What to produce: Pictures do not belong in the copy; transcribe everything else in the records exactly.

[Rows from a figure dataset]
>> Start
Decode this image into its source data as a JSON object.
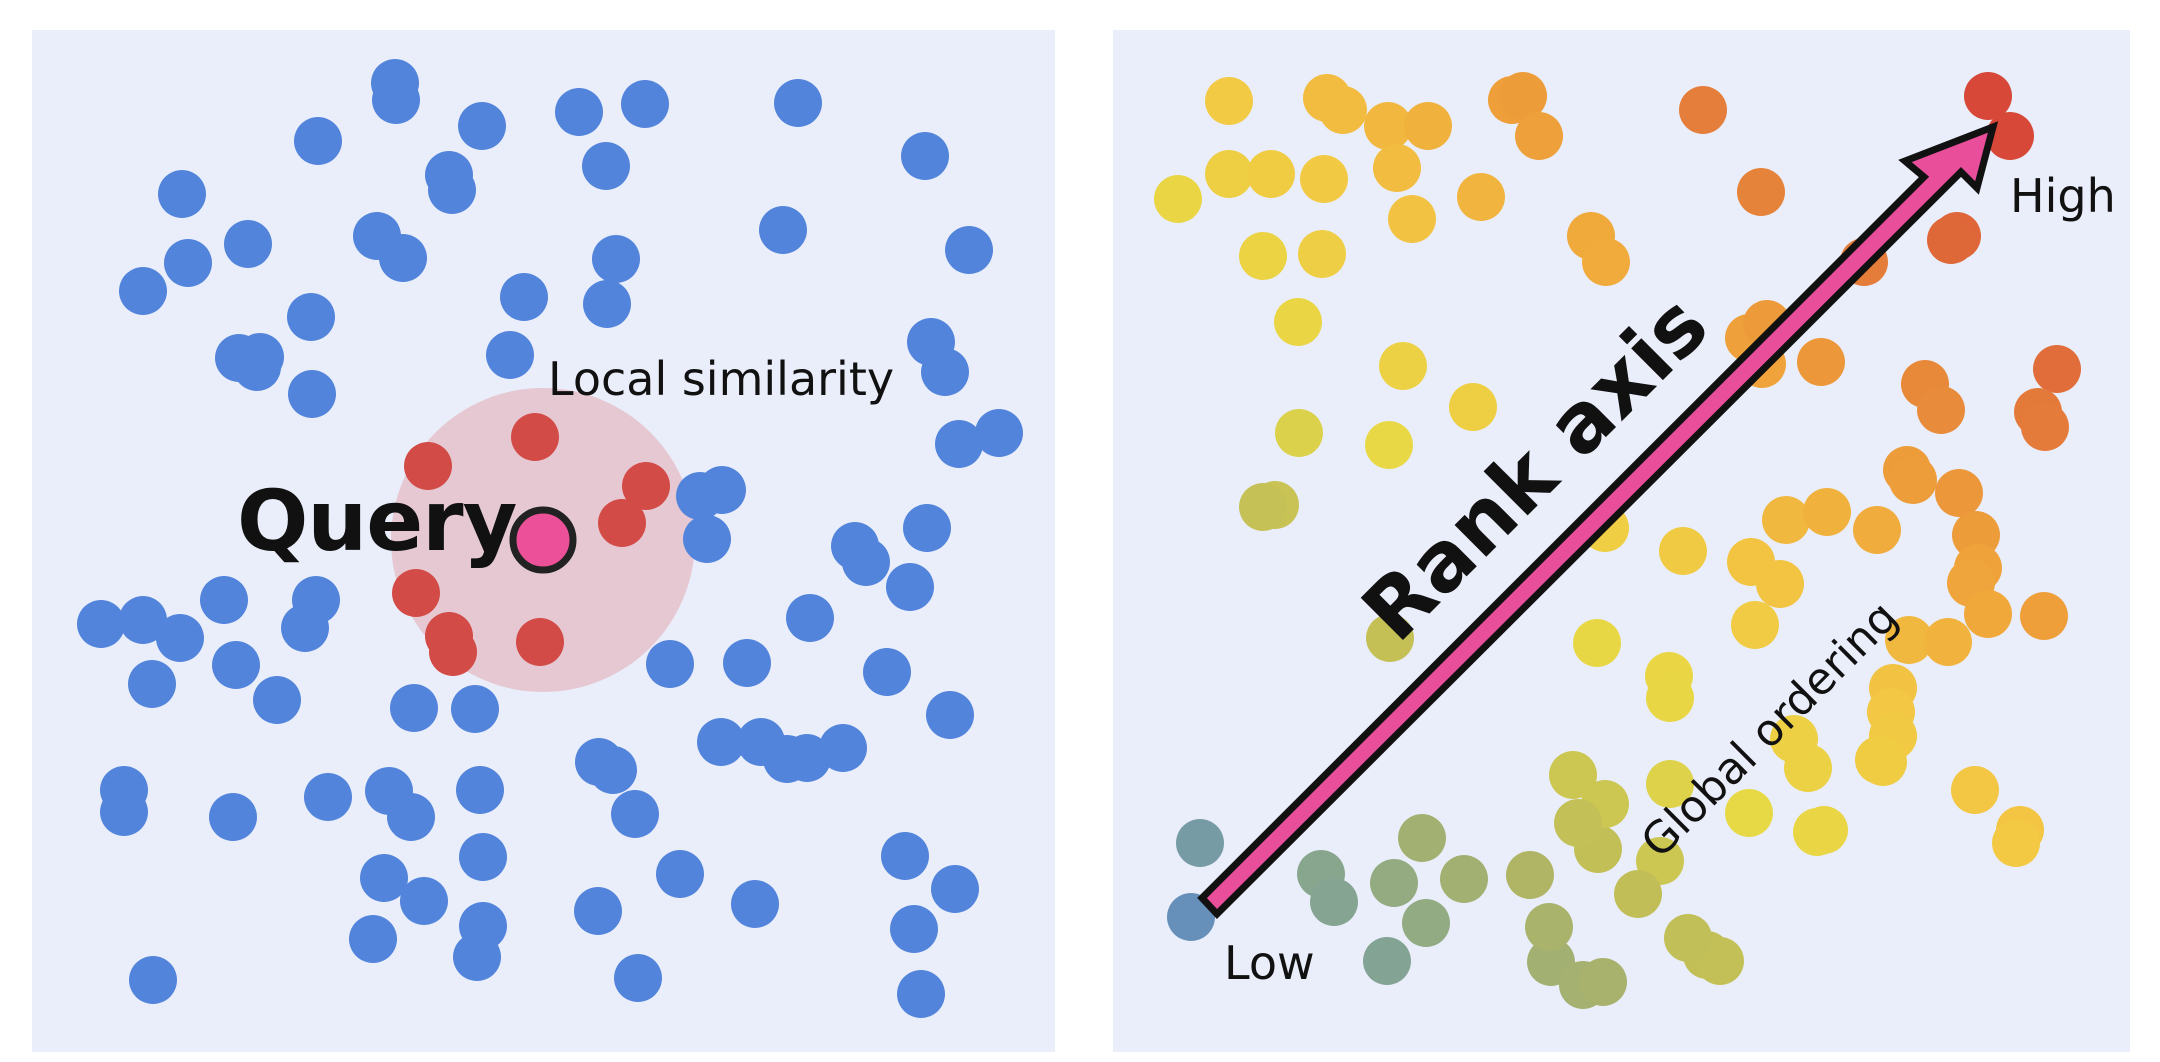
{
  "left_panel": {
    "query_label": "Query",
    "region_label": "Local similarity",
    "colors": {
      "background": "#EAEEFA",
      "point": "#5284DC",
      "neighbor": "#D24B46",
      "query_fill": "#EC5098",
      "region": "#E6C8D2"
    }
  },
  "right_panel": {
    "axis_label": "Rank axis",
    "trend_label": "Global ordering",
    "low_label": "Low",
    "high_label": "High",
    "colors": {
      "background": "#EAEEFA",
      "arrow": "#E94E9B",
      "gradient": [
        "#5D8AC6",
        "#8BA88A",
        "#B8B85C",
        "#E7D945",
        "#F3C843",
        "#EFA33A",
        "#E3783A",
        "#D84838"
      ]
    }
  }
}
>> End
Exercise solution:
Decode this image into its source data as a JSON object.
{
  "left_panel": {
    "query_label": "Query",
    "region_label": "Local similarity",
    "colors": {
      "background": "#EAEEFA",
      "point": "#5284DC",
      "neighbor": "#D24B46",
      "query_fill": "#EC5098",
      "region": "#E6C8D2"
    }
  },
  "right_panel": {
    "axis_label": "Rank axis",
    "trend_label": "Global ordering",
    "low_label": "Low",
    "high_label": "High",
    "colors": {
      "background": "#EAEEFA",
      "arrow": "#E94E9B",
      "gradient": [
        "#5D8AC6",
        "#8BA88A",
        "#B8B85C",
        "#E7D945",
        "#F3C843",
        "#EFA33A",
        "#E3783A",
        "#D84838"
      ]
    }
  }
}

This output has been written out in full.